What the task requires → Wherever the word "下列说法正确的是" appears in the entries, copy the whole line.

Material for this exercise →

---*---

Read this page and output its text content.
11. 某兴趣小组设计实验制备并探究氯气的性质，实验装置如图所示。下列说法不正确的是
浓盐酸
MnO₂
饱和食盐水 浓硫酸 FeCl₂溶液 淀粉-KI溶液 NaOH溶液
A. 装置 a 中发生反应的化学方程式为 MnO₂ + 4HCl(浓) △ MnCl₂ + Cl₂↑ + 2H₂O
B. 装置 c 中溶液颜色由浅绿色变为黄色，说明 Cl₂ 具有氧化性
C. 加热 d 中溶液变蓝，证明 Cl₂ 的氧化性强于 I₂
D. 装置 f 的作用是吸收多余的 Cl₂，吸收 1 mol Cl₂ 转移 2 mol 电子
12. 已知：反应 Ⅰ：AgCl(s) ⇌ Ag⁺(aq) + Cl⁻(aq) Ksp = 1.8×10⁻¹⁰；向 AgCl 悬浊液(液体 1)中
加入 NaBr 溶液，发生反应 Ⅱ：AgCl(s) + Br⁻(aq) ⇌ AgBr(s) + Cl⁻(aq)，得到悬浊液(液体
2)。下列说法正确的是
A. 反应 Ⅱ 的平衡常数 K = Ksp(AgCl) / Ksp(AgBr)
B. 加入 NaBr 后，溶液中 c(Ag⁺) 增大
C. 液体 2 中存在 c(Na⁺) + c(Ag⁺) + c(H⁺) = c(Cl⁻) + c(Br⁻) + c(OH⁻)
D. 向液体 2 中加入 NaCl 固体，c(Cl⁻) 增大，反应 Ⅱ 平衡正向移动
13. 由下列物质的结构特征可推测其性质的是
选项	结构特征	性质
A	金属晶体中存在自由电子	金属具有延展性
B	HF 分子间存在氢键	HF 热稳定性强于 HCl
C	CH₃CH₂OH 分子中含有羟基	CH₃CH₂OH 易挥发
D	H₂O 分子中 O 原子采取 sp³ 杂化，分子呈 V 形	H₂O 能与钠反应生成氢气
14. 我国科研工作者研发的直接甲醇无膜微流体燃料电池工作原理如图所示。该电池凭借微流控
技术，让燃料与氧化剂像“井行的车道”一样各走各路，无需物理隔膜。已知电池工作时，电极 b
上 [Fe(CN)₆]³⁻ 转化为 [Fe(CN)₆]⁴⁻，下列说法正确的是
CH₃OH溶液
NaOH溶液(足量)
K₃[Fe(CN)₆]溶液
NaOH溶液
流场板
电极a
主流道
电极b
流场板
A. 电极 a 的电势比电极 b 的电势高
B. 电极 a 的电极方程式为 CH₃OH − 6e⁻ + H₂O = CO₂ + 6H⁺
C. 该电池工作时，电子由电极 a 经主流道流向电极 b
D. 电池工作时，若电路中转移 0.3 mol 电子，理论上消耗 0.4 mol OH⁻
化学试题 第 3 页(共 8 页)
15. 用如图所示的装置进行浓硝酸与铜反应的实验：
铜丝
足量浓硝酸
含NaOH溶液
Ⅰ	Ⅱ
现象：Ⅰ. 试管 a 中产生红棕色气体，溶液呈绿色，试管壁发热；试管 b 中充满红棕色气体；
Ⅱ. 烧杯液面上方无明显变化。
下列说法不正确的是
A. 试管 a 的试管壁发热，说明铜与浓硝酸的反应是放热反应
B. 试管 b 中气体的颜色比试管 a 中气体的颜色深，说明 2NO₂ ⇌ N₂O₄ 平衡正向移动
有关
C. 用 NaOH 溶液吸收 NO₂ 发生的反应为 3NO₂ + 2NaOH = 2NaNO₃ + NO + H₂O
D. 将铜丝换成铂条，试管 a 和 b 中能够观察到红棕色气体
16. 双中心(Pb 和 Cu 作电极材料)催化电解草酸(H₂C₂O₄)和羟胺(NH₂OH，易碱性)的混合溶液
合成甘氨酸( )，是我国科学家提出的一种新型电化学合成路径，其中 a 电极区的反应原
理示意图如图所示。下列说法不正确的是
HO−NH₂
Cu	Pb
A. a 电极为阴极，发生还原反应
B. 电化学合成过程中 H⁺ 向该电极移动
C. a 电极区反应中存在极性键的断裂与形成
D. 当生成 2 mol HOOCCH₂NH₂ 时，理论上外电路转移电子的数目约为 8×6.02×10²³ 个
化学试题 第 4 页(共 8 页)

---*---

Solution for this problem →
2)。下列说法正确的是
上 [Fe(CN)₆]³⁻ 转化为 [Fe(CN)₆]⁴⁻，下列说法正确的是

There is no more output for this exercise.